[Exercise task] From the entries that follow, pick out all lines holding "JSON".

[Available records]
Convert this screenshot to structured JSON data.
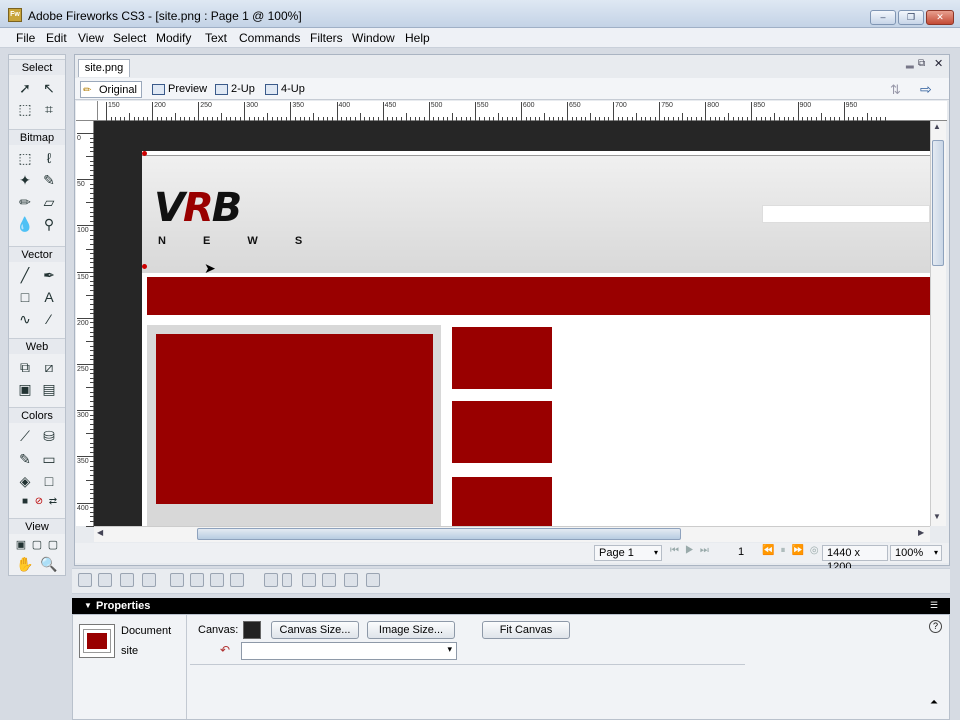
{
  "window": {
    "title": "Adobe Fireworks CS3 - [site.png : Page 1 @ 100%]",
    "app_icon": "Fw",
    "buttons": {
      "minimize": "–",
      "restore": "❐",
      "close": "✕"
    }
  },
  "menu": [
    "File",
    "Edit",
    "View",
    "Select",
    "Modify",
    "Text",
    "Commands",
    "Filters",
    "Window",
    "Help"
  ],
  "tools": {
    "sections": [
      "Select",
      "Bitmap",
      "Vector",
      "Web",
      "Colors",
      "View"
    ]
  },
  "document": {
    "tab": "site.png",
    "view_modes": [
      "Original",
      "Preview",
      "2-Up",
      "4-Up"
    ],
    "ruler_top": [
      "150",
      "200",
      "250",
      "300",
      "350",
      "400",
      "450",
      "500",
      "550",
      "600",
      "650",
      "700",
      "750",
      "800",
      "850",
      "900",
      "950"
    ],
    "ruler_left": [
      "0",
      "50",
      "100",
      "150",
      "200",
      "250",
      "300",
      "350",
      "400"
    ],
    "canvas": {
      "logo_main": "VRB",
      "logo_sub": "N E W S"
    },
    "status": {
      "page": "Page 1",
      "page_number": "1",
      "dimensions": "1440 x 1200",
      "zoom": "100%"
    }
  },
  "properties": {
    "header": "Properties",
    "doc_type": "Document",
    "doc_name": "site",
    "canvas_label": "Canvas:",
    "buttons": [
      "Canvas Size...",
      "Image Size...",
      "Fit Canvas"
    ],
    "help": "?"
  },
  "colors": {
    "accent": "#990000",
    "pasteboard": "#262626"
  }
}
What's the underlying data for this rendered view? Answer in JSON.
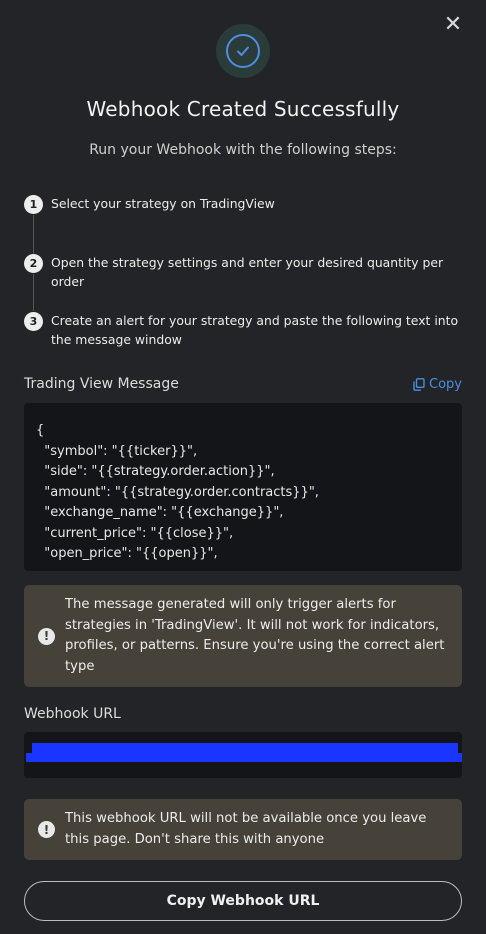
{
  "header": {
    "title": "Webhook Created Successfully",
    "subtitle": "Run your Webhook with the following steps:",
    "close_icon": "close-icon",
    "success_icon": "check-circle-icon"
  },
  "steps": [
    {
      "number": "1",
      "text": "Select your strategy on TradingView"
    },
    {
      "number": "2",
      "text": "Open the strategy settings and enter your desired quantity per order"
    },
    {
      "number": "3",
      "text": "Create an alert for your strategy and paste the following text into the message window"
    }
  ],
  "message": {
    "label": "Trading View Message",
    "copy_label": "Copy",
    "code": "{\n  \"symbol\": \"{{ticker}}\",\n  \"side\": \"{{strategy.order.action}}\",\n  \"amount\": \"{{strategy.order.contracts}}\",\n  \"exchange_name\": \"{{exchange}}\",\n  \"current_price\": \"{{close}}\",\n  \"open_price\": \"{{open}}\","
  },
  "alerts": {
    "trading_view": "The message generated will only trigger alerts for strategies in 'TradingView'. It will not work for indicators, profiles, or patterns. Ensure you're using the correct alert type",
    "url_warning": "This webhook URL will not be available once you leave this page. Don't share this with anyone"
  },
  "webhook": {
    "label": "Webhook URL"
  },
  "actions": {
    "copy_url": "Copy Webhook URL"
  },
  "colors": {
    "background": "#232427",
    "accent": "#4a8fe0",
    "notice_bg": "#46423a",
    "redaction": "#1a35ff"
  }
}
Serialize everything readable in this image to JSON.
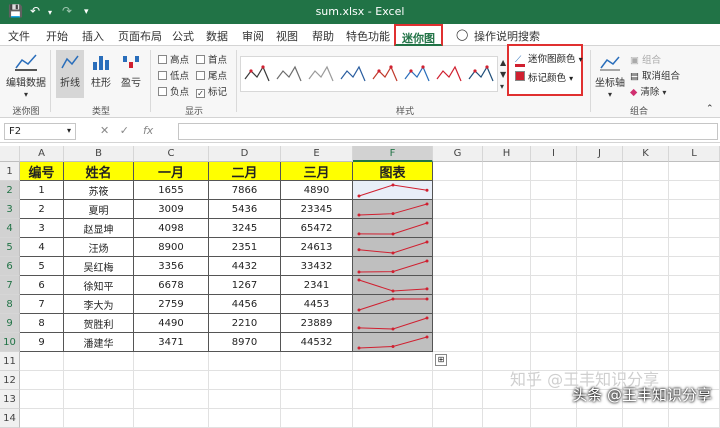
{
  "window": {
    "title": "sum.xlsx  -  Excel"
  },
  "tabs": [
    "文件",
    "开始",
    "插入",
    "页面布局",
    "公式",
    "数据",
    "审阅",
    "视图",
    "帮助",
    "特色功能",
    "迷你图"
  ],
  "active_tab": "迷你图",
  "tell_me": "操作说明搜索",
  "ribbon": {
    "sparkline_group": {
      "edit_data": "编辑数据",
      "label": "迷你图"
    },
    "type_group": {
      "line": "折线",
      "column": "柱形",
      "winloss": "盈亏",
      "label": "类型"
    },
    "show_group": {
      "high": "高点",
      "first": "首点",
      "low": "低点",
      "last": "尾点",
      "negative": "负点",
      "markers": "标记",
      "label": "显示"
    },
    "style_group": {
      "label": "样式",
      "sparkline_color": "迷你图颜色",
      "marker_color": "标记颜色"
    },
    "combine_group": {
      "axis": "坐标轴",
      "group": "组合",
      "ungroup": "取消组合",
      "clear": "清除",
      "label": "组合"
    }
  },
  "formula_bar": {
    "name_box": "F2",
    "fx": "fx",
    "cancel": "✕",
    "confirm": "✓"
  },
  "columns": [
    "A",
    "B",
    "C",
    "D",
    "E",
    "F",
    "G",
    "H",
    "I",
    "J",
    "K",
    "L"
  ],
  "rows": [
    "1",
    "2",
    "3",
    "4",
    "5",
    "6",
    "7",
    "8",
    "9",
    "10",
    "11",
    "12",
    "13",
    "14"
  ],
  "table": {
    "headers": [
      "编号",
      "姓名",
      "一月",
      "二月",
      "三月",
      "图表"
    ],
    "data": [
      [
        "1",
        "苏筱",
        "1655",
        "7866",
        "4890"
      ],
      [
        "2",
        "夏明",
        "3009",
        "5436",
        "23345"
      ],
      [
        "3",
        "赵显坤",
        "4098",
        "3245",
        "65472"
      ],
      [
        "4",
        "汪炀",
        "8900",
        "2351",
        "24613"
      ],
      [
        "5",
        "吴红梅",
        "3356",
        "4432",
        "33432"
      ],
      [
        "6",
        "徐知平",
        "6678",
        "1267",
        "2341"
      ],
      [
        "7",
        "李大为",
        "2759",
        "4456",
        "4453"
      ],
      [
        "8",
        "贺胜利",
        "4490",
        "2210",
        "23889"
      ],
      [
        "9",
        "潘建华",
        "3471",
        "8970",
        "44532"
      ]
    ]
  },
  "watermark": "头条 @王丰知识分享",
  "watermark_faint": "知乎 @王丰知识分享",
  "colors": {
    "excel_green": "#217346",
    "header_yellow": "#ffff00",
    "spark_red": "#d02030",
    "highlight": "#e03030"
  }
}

...

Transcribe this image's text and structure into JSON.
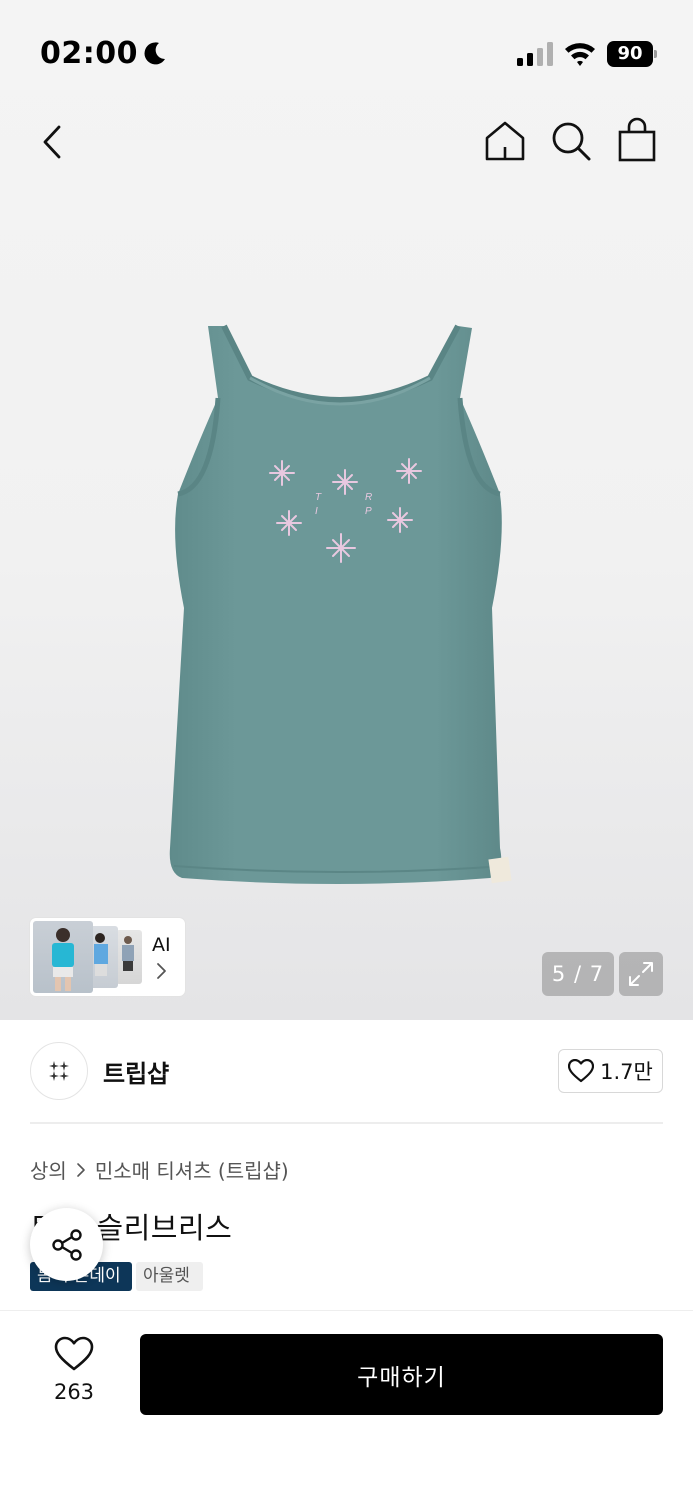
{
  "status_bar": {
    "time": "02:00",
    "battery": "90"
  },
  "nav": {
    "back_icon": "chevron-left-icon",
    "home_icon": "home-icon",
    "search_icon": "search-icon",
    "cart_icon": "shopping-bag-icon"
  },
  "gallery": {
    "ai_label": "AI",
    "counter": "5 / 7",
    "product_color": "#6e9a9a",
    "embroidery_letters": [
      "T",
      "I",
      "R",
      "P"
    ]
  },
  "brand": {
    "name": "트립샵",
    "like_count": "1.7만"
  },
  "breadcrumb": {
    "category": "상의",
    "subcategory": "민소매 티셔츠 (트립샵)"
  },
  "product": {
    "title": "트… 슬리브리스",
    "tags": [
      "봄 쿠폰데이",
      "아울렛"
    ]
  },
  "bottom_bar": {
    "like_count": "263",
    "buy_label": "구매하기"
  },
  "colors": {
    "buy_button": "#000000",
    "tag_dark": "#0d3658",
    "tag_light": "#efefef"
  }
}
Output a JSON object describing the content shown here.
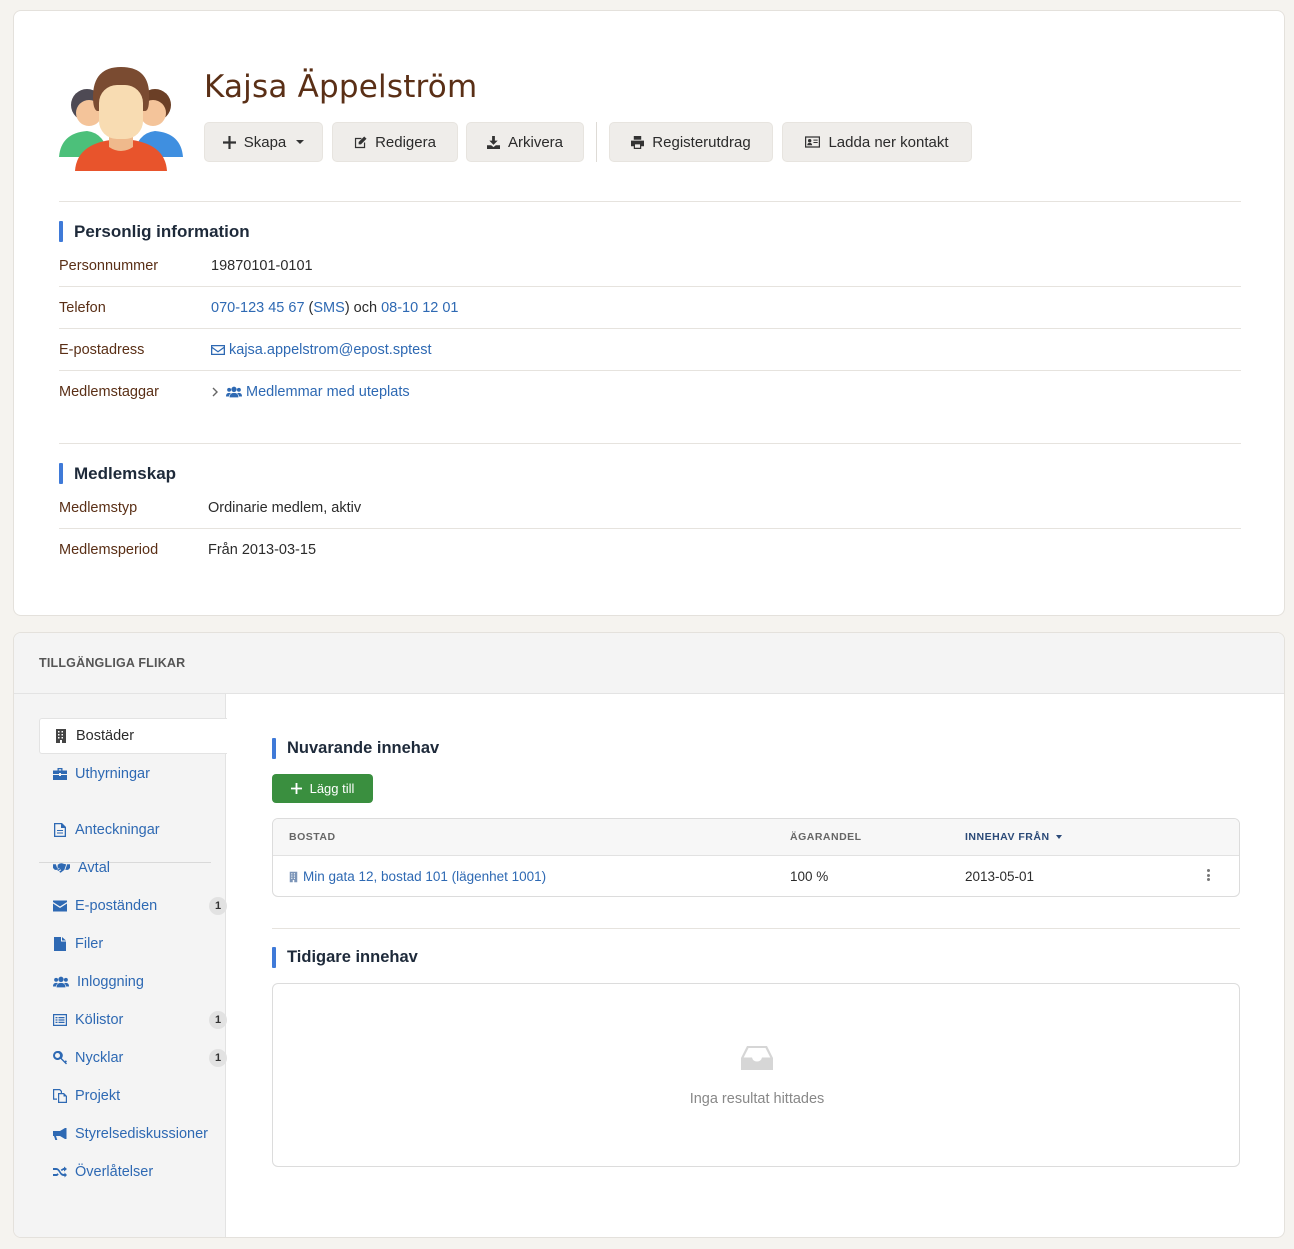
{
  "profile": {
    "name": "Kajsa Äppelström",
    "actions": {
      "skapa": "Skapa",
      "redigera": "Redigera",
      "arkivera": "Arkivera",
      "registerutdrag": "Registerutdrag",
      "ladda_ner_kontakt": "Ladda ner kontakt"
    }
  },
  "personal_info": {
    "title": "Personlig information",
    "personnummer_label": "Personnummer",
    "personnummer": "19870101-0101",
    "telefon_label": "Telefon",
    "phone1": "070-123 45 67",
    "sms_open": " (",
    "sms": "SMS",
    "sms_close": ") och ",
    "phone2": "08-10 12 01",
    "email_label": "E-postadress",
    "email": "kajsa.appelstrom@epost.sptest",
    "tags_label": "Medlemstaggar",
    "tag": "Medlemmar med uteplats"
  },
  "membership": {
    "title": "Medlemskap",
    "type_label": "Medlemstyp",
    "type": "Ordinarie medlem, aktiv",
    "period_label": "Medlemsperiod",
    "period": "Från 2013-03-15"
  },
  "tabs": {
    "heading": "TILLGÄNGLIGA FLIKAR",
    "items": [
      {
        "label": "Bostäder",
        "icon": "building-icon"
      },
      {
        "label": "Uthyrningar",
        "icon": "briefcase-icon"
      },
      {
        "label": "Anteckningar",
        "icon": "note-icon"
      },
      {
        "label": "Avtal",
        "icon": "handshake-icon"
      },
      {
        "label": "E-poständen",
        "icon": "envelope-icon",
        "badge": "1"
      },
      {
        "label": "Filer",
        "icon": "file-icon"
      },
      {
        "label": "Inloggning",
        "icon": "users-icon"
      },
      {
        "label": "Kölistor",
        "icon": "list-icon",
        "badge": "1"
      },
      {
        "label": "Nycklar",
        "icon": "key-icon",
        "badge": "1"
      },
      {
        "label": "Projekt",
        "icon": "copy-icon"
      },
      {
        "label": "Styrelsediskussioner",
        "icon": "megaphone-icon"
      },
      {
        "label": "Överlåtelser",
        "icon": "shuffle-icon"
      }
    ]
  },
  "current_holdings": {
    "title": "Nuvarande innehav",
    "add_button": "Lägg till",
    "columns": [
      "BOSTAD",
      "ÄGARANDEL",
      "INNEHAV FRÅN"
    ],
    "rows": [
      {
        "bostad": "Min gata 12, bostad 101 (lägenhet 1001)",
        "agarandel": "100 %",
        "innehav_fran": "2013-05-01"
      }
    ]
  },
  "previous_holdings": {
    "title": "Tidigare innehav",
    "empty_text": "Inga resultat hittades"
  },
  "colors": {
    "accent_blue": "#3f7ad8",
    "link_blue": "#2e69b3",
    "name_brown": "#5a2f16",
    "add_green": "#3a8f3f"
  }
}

[Worked answer]
Convert this screenshot to structured JSON data.
What's the underlying data for this rendered view? Answer in JSON.
Serialize everything readable in this image to JSON.
Transcribe this image's text and structure into JSON.
Output a JSON object describing the content shown here.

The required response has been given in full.